(begin)
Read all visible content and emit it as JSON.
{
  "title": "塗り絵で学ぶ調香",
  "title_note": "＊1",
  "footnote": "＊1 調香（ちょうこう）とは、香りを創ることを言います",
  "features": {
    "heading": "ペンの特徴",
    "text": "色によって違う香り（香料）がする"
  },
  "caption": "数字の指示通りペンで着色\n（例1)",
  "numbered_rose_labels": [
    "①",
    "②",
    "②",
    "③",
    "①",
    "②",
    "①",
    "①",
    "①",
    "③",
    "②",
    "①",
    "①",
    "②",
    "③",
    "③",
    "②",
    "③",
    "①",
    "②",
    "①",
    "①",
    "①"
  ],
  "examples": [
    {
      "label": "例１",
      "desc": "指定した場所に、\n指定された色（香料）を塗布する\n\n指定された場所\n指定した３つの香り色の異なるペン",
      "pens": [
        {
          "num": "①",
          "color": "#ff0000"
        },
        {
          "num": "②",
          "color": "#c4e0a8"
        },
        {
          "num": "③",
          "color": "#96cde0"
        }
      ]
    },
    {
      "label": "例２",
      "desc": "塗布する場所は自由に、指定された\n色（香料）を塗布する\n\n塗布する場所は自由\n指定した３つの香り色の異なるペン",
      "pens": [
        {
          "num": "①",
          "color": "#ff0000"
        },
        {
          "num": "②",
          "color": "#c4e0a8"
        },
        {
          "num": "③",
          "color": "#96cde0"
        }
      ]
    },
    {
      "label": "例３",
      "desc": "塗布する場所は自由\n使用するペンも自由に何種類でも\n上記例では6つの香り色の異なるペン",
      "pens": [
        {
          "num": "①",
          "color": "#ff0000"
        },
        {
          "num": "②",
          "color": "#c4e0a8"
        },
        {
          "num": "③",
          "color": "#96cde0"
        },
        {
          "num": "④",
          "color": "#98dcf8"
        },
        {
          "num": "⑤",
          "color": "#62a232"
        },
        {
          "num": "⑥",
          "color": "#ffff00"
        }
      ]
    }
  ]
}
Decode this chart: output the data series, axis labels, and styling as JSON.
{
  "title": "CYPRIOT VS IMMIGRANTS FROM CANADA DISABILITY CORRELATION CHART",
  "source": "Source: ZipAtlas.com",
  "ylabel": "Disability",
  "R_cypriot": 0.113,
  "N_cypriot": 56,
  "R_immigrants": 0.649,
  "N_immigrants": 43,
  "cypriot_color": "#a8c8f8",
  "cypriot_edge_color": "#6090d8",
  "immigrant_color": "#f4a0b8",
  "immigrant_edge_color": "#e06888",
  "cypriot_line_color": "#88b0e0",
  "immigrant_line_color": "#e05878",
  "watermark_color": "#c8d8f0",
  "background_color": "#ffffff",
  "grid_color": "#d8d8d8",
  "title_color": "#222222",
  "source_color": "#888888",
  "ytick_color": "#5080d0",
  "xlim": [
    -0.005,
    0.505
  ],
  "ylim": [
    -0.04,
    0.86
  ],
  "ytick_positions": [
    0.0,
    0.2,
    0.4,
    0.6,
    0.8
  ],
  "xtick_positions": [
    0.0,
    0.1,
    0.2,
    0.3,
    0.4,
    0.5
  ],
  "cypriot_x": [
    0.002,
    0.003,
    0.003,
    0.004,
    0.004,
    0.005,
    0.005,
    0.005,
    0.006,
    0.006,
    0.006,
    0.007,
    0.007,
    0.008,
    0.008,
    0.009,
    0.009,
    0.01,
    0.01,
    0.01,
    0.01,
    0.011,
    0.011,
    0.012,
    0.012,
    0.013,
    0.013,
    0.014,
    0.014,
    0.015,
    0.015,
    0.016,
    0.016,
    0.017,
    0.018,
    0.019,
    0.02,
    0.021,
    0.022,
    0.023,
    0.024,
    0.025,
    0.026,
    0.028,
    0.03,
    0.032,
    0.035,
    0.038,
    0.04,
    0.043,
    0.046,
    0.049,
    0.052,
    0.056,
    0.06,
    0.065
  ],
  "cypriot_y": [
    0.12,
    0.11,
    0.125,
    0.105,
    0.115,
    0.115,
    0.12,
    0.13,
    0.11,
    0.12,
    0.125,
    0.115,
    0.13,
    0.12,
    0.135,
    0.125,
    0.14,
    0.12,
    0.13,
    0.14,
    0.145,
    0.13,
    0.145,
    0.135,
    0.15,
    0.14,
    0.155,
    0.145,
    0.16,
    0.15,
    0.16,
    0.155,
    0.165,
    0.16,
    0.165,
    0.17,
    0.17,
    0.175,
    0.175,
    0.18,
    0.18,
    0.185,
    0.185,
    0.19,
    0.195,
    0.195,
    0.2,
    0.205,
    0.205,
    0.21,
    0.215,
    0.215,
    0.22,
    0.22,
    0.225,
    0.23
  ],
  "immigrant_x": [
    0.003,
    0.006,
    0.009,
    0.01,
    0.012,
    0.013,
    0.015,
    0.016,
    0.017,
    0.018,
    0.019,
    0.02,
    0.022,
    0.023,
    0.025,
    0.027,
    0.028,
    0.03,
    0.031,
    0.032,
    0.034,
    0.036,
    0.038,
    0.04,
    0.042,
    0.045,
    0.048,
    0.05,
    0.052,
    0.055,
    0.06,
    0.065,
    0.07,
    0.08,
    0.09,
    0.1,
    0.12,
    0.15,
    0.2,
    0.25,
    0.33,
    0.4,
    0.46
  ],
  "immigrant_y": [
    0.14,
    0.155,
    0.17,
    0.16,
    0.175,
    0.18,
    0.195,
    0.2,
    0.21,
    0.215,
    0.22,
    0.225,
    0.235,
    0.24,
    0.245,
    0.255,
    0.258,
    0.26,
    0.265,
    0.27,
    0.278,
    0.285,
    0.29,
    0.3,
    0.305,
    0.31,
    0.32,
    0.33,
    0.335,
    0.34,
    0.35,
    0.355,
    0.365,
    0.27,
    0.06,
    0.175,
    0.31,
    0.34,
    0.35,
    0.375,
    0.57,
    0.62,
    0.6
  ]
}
(end)
TASK TO COMPLETE: All of the entries need to be reproduced exactly; please write them out.

RESULT OF THE TASK:
Read all visible content and emit it as JSON.
{
  "title": "塗り絵で学ぶ調香",
  "title_note": "＊1",
  "footnote": "＊1 調香（ちょうこう）とは、香りを創ることを言います",
  "features": {
    "heading": "ペンの特徴",
    "text": "色によって違う香り（香料）がする"
  },
  "caption": "数字の指示通りペンで着色\n（例1)",
  "numbered_rose_labels": [
    "①",
    "②",
    "②",
    "③",
    "①",
    "②",
    "①",
    "①",
    "①",
    "③",
    "②",
    "①",
    "①",
    "②",
    "③",
    "③",
    "②",
    "③",
    "①",
    "②",
    "①",
    "①",
    "①"
  ],
  "examples": [
    {
      "label": "例１",
      "desc": "指定した場所に、\n指定された色（香料）を塗布する\n\n指定された場所\n指定した３つの香り色の異なるペン",
      "pens": [
        {
          "num": "①",
          "color": "#ff0000"
        },
        {
          "num": "②",
          "color": "#c4e0a8"
        },
        {
          "num": "③",
          "color": "#96cde0"
        }
      ]
    },
    {
      "label": "例２",
      "desc": "塗布する場所は自由に、指定された\n色（香料）を塗布する\n\n塗布する場所は自由\n指定した３つの香り色の異なるペン",
      "pens": [
        {
          "num": "①",
          "color": "#ff0000"
        },
        {
          "num": "②",
          "color": "#c4e0a8"
        },
        {
          "num": "③",
          "color": "#96cde0"
        }
      ]
    },
    {
      "label": "例３",
      "desc": "塗布する場所は自由\n使用するペンも自由に何種類でも\n上記例では6つの香り色の異なるペン",
      "pens": [
        {
          "num": "①",
          "color": "#ff0000"
        },
        {
          "num": "②",
          "color": "#c4e0a8"
        },
        {
          "num": "③",
          "color": "#96cde0"
        },
        {
          "num": "④",
          "color": "#98dcf8"
        },
        {
          "num": "⑤",
          "color": "#62a232"
        },
        {
          "num": "⑥",
          "color": "#ffff00"
        }
      ]
    }
  ]
}
Decode this chart: output the data series, axis labels, and styling as JSON.
{
  "title": "CYPRIOT VS IMMIGRANTS FROM CANADA DISABILITY CORRELATION CHART",
  "source": "Source: ZipAtlas.com",
  "ylabel": "Disability",
  "R_cypriot": 0.113,
  "N_cypriot": 56,
  "R_immigrants": 0.649,
  "N_immigrants": 43,
  "cypriot_color": "#a8c8f8",
  "cypriot_edge_color": "#6090d8",
  "immigrant_color": "#f4a0b8",
  "immigrant_edge_color": "#e06888",
  "cypriot_line_color": "#88b0e0",
  "immigrant_line_color": "#e05878",
  "watermark_color": "#c8d8f0",
  "background_color": "#ffffff",
  "grid_color": "#d8d8d8",
  "title_color": "#222222",
  "source_color": "#888888",
  "ytick_color": "#5080d0",
  "xlim": [
    -0.005,
    0.505
  ],
  "ylim": [
    -0.04,
    0.86
  ],
  "ytick_positions": [
    0.0,
    0.2,
    0.4,
    0.6,
    0.8
  ],
  "xtick_positions": [
    0.0,
    0.1,
    0.2,
    0.3,
    0.4,
    0.5
  ],
  "cypriot_x": [
    0.002,
    0.003,
    0.003,
    0.004,
    0.004,
    0.005,
    0.005,
    0.005,
    0.006,
    0.006,
    0.006,
    0.007,
    0.007,
    0.008,
    0.008,
    0.009,
    0.009,
    0.01,
    0.01,
    0.01,
    0.01,
    0.011,
    0.011,
    0.012,
    0.012,
    0.013,
    0.013,
    0.014,
    0.014,
    0.015,
    0.015,
    0.016,
    0.016,
    0.017,
    0.018,
    0.019,
    0.02,
    0.021,
    0.022,
    0.023,
    0.024,
    0.025,
    0.026,
    0.028,
    0.03,
    0.032,
    0.035,
    0.038,
    0.04,
    0.043,
    0.046,
    0.049,
    0.052,
    0.056,
    0.06,
    0.065
  ],
  "cypriot_y": [
    0.12,
    0.11,
    0.125,
    0.105,
    0.115,
    0.115,
    0.12,
    0.13,
    0.11,
    0.12,
    0.125,
    0.115,
    0.13,
    0.12,
    0.135,
    0.125,
    0.14,
    0.12,
    0.13,
    0.14,
    0.145,
    0.13,
    0.145,
    0.135,
    0.15,
    0.14,
    0.155,
    0.145,
    0.16,
    0.15,
    0.16,
    0.155,
    0.165,
    0.16,
    0.165,
    0.17,
    0.17,
    0.175,
    0.175,
    0.18,
    0.18,
    0.185,
    0.185,
    0.19,
    0.195,
    0.195,
    0.2,
    0.205,
    0.205,
    0.21,
    0.215,
    0.215,
    0.22,
    0.22,
    0.225,
    0.23
  ],
  "immigrant_x": [
    0.003,
    0.006,
    0.009,
    0.01,
    0.012,
    0.013,
    0.015,
    0.016,
    0.017,
    0.018,
    0.019,
    0.02,
    0.022,
    0.023,
    0.025,
    0.027,
    0.028,
    0.03,
    0.031,
    0.032,
    0.034,
    0.036,
    0.038,
    0.04,
    0.042,
    0.045,
    0.048,
    0.05,
    0.052,
    0.055,
    0.06,
    0.065,
    0.07,
    0.08,
    0.09,
    0.1,
    0.12,
    0.15,
    0.2,
    0.25,
    0.33,
    0.4,
    0.46
  ],
  "immigrant_y": [
    0.14,
    0.155,
    0.17,
    0.16,
    0.175,
    0.18,
    0.195,
    0.2,
    0.21,
    0.215,
    0.22,
    0.225,
    0.235,
    0.24,
    0.245,
    0.255,
    0.258,
    0.26,
    0.265,
    0.27,
    0.278,
    0.285,
    0.29,
    0.3,
    0.305,
    0.31,
    0.32,
    0.33,
    0.335,
    0.34,
    0.35,
    0.355,
    0.365,
    0.27,
    0.06,
    0.175,
    0.31,
    0.34,
    0.35,
    0.375,
    0.57,
    0.62,
    0.6
  ]
}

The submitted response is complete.